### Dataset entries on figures
▼

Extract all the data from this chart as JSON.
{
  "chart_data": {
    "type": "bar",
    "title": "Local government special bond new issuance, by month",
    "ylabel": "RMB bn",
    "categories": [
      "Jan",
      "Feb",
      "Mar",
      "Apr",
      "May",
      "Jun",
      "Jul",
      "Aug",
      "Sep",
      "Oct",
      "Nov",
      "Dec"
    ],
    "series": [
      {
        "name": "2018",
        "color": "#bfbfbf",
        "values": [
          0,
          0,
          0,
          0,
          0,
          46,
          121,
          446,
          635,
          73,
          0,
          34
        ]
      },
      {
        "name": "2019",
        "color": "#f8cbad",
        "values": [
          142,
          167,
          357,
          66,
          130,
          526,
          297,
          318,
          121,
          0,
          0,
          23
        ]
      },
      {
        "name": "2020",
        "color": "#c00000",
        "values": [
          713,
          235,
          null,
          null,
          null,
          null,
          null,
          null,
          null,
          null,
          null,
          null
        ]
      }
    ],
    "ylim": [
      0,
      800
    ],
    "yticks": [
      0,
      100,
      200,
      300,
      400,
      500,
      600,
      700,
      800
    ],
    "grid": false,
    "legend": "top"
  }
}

▲

### Directions for this task
Set down the listing above in full, please, exactly as it appears.

### Output of the exercise
Extract all the data from this chart as JSON.
{
  "chart_data": {
    "type": "bar",
    "title": "Local government special bond new issuance, by month",
    "ylabel": "RMB bn",
    "categories": [
      "Jan",
      "Feb",
      "Mar",
      "Apr",
      "May",
      "Jun",
      "Jul",
      "Aug",
      "Sep",
      "Oct",
      "Nov",
      "Dec"
    ],
    "series": [
      {
        "name": "2018",
        "color": "#bfbfbf",
        "values": [
          0,
          0,
          0,
          0,
          0,
          46,
          121,
          446,
          635,
          73,
          0,
          34
        ]
      },
      {
        "name": "2019",
        "color": "#f8cbad",
        "values": [
          142,
          167,
          357,
          66,
          130,
          526,
          297,
          318,
          121,
          0,
          0,
          23
        ]
      },
      {
        "name": "2020",
        "color": "#c00000",
        "values": [
          713,
          235,
          null,
          null,
          null,
          null,
          null,
          null,
          null,
          null,
          null,
          null
        ]
      }
    ],
    "ylim": [
      0,
      800
    ],
    "yticks": [
      0,
      100,
      200,
      300,
      400,
      500,
      600,
      700,
      800
    ],
    "grid": false,
    "legend": "top"
  }
}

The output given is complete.